___ Data for this task

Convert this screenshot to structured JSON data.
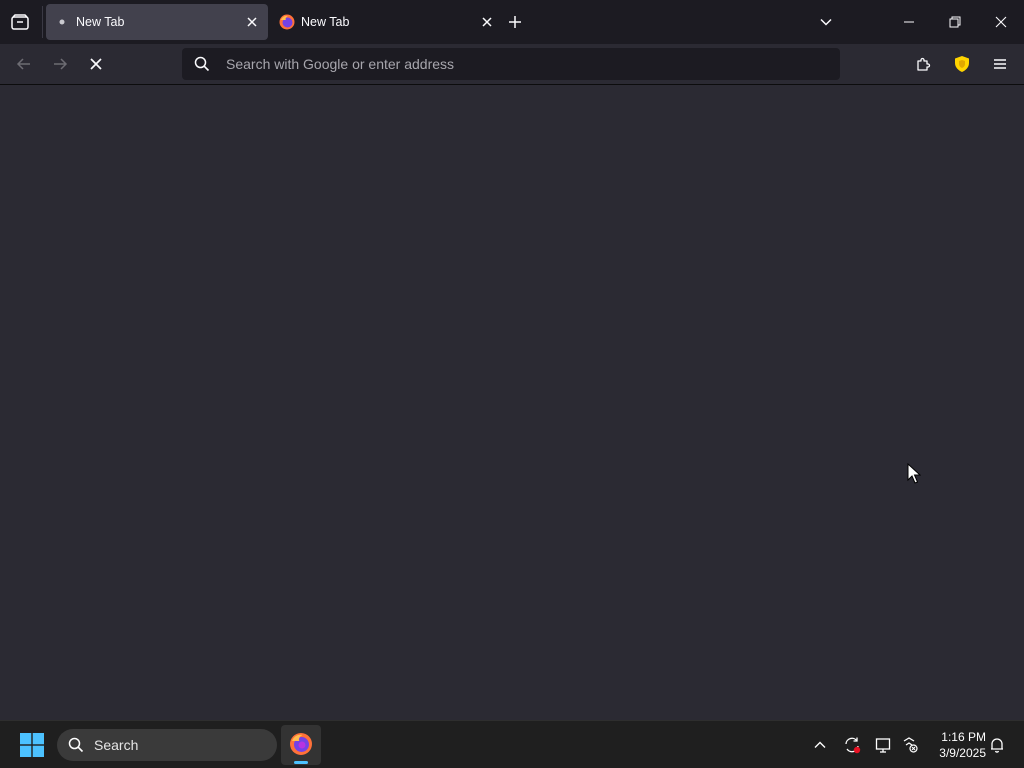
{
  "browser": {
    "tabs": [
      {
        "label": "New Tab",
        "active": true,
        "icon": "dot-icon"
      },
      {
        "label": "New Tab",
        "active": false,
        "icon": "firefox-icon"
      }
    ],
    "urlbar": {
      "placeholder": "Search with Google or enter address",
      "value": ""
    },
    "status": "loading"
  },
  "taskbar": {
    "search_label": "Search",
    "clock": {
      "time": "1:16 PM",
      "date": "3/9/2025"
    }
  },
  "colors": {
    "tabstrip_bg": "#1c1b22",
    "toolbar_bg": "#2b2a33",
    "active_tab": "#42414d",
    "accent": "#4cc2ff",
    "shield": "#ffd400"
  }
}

______

* What you should do
Give every line back word for word and leave the pictures out.

* Expected answer
Convert this screenshot to structured JSON data.
{
  "browser": {
    "tabs": [
      {
        "label": "New Tab",
        "active": true,
        "icon": "dot-icon"
      },
      {
        "label": "New Tab",
        "active": false,
        "icon": "firefox-icon"
      }
    ],
    "urlbar": {
      "placeholder": "Search with Google or enter address",
      "value": ""
    },
    "status": "loading"
  },
  "taskbar": {
    "search_label": "Search",
    "clock": {
      "time": "1:16 PM",
      "date": "3/9/2025"
    }
  },
  "colors": {
    "tabstrip_bg": "#1c1b22",
    "toolbar_bg": "#2b2a33",
    "active_tab": "#42414d",
    "accent": "#4cc2ff",
    "shield": "#ffd400"
  }
}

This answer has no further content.